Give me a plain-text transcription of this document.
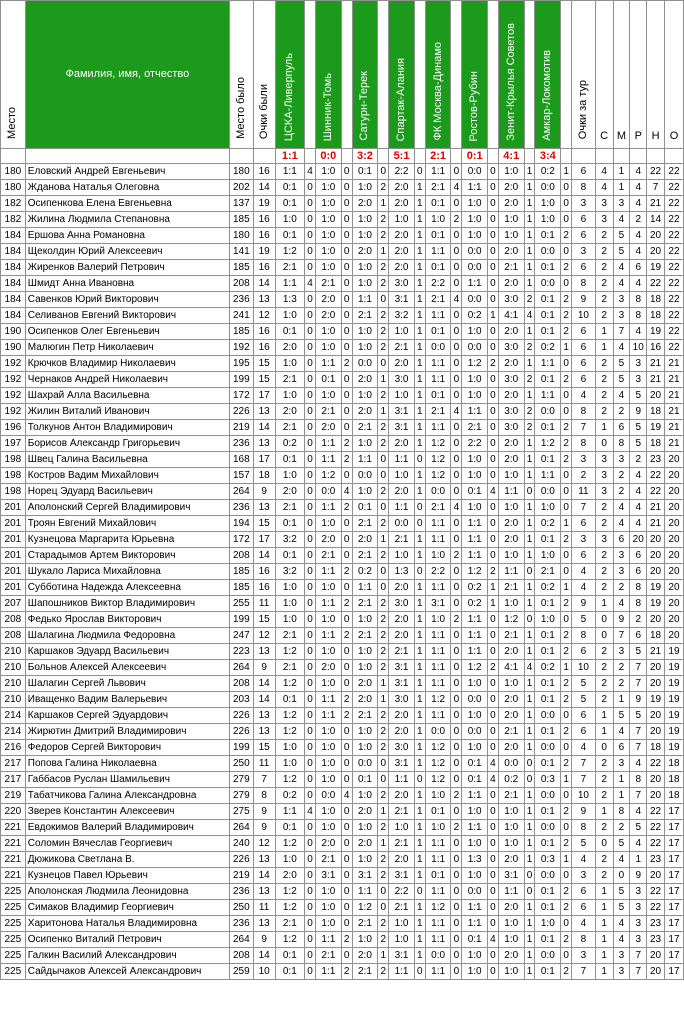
Место	Фамилия, имя, отчество	Место было	Очки были	ЦСКА-Ливерпуль		Шинник-Томь		Сатурн-Терек		Спартак-Алания		ФК Москва-Динамо		Ростов-Рубин		Зенит-Крылья Советов		Амкар-Локомотив		Очки за тур	С	М	Р	Н	О
				1:1		0:0		3:2		5:1		2:1		0:1		4:1		3:4							
180	Еловский Андрей Евгеньевич	180	16	1:1	4	1:0	0	0:1	0	2:2	0	1:1	0	0:0	0	1:0	1	0:2	1	6	4	1	4	22	22
180	Жданова Наталья Олеговна	202	14	0:1	0	1:0	0	1:0	2	2:0	1	2:1	4	1:1	0	2:0	1	0:0	0	8	4	1	4	7	22
182	Осипенкова Елена Евгеньевна	137	19	0:1	0	1:0	0	2:0	1	2:0	1	0:1	0	1:0	0	2:0	1	1:0	0	3	3	3	4	21	22
182	Жилина Людмила Степановна	185	16	1:0	0	1:0	0	1:0	2	1:0	1	1:0	2	1:0	0	1:0	1	1:0	0	6	3	4	2	14	22
184	Ершова Анна Романовна	180	16	0:1	0	1:0	0	1:0	2	2:0	1	0:1	0	1:0	0	1:0	1	0:1	2	6	2	5	4	20	22
184	Щеколдин Юрий Алексеевич	141	19	1:2	0	1:0	0	2:0	1	2:0	1	1:1	0	0:0	0	2:0	1	0:0	0	3	2	5	4	20	22
184	Жиренков Валерий Петрович	185	16	2:1	0	1:0	0	1:0	2	2:0	1	0:1	0	0:0	0	2:1	1	0:1	2	6	2	4	6	19	22
184	Шмидт Анна Ивановна	208	14	1:1	4	2:1	0	1:0	2	3:0	1	2:2	0	1:1	0	2:0	1	0:0	0	8	2	4	4	22	22
184	Савенков Юрий Викторович	236	13	1:3	0	2:0	0	1:1	0	3:1	1	2:1	4	0:0	0	3:0	2	0:1	2	9	2	3	8	18	22
184	Селиванов Евгений Викторович	241	12	1:0	0	2:0	0	2:1	2	3:2	1	1:1	0	0:2	1	4:1	4	0:1	2	10	2	3	8	18	22
190	Осипенков Олег Евгеньевич	185	16	0:1	0	1:0	0	1:0	2	1:0	1	0:1	0	1:0	0	2:0	1	0:1	2	6	1	7	4	19	22
190	Малюгин Петр Николаевич	192	16	2:0	0	1:0	0	1:0	2	2:1	1	0:0	0	0:0	0	3:0	2	0:2	1	6	1	4	10	16	22
192	Крючков Владимир Николаевич	195	15	1:0	0	1:1	2	0:0	0	2:0	1	1:1	0	1:2	2	2:0	1	1:1	0	6	2	5	3	21	21
192	Чернаков Андрей Николаевич	199	15	2:1	0	0:1	0	2:0	1	3:0	1	1:1	0	1:0	0	3:0	2	0:1	2	6	2	5	3	21	21
192	Шахрай Алла Васильевна	172	17	1:0	0	1:0	0	1:0	2	1:0	1	0:1	0	1:0	0	2:0	1	1:1	0	4	2	4	5	20	21
192	Жилин Виталий Иванович	226	13	2:0	0	2:1	0	2:0	1	3:1	1	2:1	4	1:1	0	3:0	2	0:0	0	8	2	2	9	18	21
196	Толкунов Антон Владимирович	219	14	2:1	0	2:0	0	2:1	2	3:1	1	1:1	0	2:1	0	3:0	2	0:1	2	7	1	6	5	19	21
197	Борисов Александр Григорьевич	236	13	0:2	0	1:1	2	1:0	2	2:0	1	1:2	0	2:2	0	2:0	1	1:2	2	8	0	8	5	18	21
198	Швец Галина Васильевна	168	17	0:1	0	1:1	2	1:1	0	1:1	0	1:2	0	1:0	0	2:0	1	0:1	2	3	3	3	2	23	20
198	Костров Вадим Михайлович	157	18	1:0	0	1:2	0	0:0	0	1:0	1	1:2	0	1:0	0	1:0	1	1:1	0	2	3	2	4	22	20
198	Норец Эдуард Васильевич	264	9	2:0	0	0:0	4	1:0	2	2:0	1	0:0	0	0:1	4	1:1	0	0:0	0	11	3	2	4	22	20
201	Аполонский Сергей Владимирович	236	13	2:1	0	1:1	2	0:1	0	1:1	0	2:1	4	1:0	0	1:0	1	1:0	0	7	2	4	4	21	20
201	Троян Евгений Михайлович	194	15	0:1	0	1:0	0	2:1	2	0:0	0	1:1	0	1:1	0	2:0	1	0:2	1	6	2	4	4	21	20
201	Кузнецова Маргарита Юрьевна	172	17	3:2	0	2:0	0	2:0	1	2:1	1	1:1	0	1:1	0	2:0	1	0:1	2	3	3	6	20	20	20
201	Старадымов Артем Викторович	208	14	0:1	0	2:1	0	2:1	2	1:0	1	1:0	2	1:1	0	1:0	1	1:0	0	6	2	3	6	20	20
201	Шукало Лариса Михайловна	185	16	3:2	0	1:1	2	0:2	0	1:3	0	2:2	0	1:2	2	1:1	0	2:1	0	4	2	3	6	20	20
201	Субботина Надежда Алексеевна	185	16	1:0	0	1:0	0	1:1	0	2:0	1	1:1	0	0:2	1	2:1	1	0:2	1	4	2	2	8	19	20
207	Шапошников Виктор Владимирович	255	11	1:0	0	1:1	2	2:1	2	3:0	1	3:1	0	0:2	1	1:0	1	0:1	2	9	1	4	8	19	20
208	Федько Ярослав Викторович	199	15	1:0	0	1:0	0	1:0	2	2:0	1	1:0	2	1:1	0	1:2	0	1:0	0	5	0	9	2	20	20
208	Шалагина Людмила Федоровна	247	12	2:1	0	1:1	2	2:1	2	2:0	1	1:1	0	1:1	0	2:1	1	0:1	2	8	0	7	6	18	20
210	Каршаков Эдуард Васильевич	223	13	1:2	0	1:0	0	1:0	2	2:1	1	1:1	0	1:1	0	2:0	1	0:1	2	6	2	3	5	21	19
210	Больнов Алексей Алексеевич	264	9	2:1	0	2:0	0	1:0	2	3:1	1	1:1	0	1:2	2	4:1	4	0:2	1	10	2	2	7	20	19
210	Шалагин Сергей Львович	208	14	1:2	0	1:0	0	2:0	1	3:1	1	1:1	0	1:0	0	1:0	1	0:1	2	5	2	2	7	20	19
210	Иващенко Вадим Валерьевич	203	14	0:1	0	1:1	2	2:0	1	3:0	1	1:2	0	0:0	0	2:0	1	0:1	2	5	2	1	9	19	19
214	Каршаков Сергей Эдуардович	226	13	1:2	0	1:1	2	2:1	2	2:0	1	1:1	0	1:0	0	2:0	1	0:0	0	6	1	5	5	20	19
214	Жирютин Дмитрий Владимирович	226	13	1:2	0	1:0	0	1:0	2	2:0	1	0:0	0	0:0	0	2:1	1	0:1	2	6	1	4	7	20	19
216	Федоров Сергей Викторович	199	15	1:0	0	1:0	0	1:0	2	3:0	1	1:2	0	1:0	0	2:0	1	0:0	0	4	0	6	7	18	19
217	Попова Галина Николаевна	250	11	1:0	0	1:0	0	0:0	0	3:1	1	1:2	0	0:1	4	0:0	0	0:1	2	7	2	3	4	22	18
217	Габбасов Руслан Шамильевич	279	7	1:2	0	1:0	0	0:1	0	1:1	0	1:2	0	0:1	4	0:2	0	0:3	1	7	2	1	8	20	18
219	Табатчикова Галина Александровна	279	8	0:2	0	0:0	4	1:0	2	2:0	1	1:0	2	1:1	0	2:1	1	0:0	0	10	2	1	7	20	18
220	Зверев Константин Алексеевич	275	9	1:1	4	1:0	0	2:0	1	2:1	1	0:1	0	1:0	0	1:0	1	0:1	2	9	1	8	4	22	17
221	Евдокимов Валерий Владимирович	264	9	0:1	0	1:0	0	1:0	2	1:0	1	1:0	2	1:1	0	1:0	1	0:0	0	8	2	2	5	22	17
221	Соломин Вячеслав Георгиевич	240	12	1:2	0	2:0	0	2:0	1	2:1	1	1:1	0	1:0	0	1:0	1	0:1	2	5	0	5	4	22	17
221	Дюжикова Светлана В.	226	13	1:0	0	2:1	0	1:0	2	2:0	1	1:1	0	1:3	0	2:0	1	0:3	1	4	2	4	1	23	17
221	Кузнецов Павел Юрьевич	219	14	2:0	0	3:1	0	3:1	2	3:1	1	0:1	0	1:0	0	3:1	0	0:0	0	3	2	0	9	20	17
225	Аполонская Людмила Леонидовна	236	13	1:2	0	1:0	0	1:1	0	2:2	0	1:1	0	0:0	0	1:1	0	0:1	2	6	1	5	3	22	17
225	Симаков Владимир Георгиевич	250	11	1:2	0	1:0	0	1:2	0	2:1	1	1:2	0	1:1	0	2:0	1	0:1	2	6	1	5	3	22	17
225	Харитонова Наталья Владимировна	236	13	2:1	0	1:0	0	2:1	2	1:0	1	1:1	0	1:1	0	1:0	1	1:0	0	4	1	4	3	23	17
225	Осипенко Виталий Петрович	264	9	1:2	0	1:1	2	1:0	2	1:0	1	1:1	0	0:1	4	1:0	1	0:1	2	8	1	4	3	23	17
225	Галкин Василий Александрович	208	14	0:1	0	2:1	0	2:0	1	3:1	1	0:0	0	1:0	0	2:0	1	0:0	0	3	1	3	7	20	17
225	Сайдычаков Алексей Александрович	259	10	0:1	0	1:1	2	2:1	2	1:1	0	1:1	0	1:0	0	1:0	1	0:1	2	7	1	3	7	20	17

────

> [EXERCISE BRIEF]
Return each line of the data that contains the string "Михайлович".

> [THE OUTPUT]
198	Костров Вадим Михайлович	157	18	1:0	0	1:2	0	0:0	0	1:0	1	1:2	0	1:0	0	1:0	1	1:1	0	2	3	2	4	22	20
201	Троян Евгений Михайлович	194	15	0:1	0	1:0	0	2:1	2	0:0	0	1:1	0	1:1	0	2:0	1	0:2	1	6	2	4	4	21	20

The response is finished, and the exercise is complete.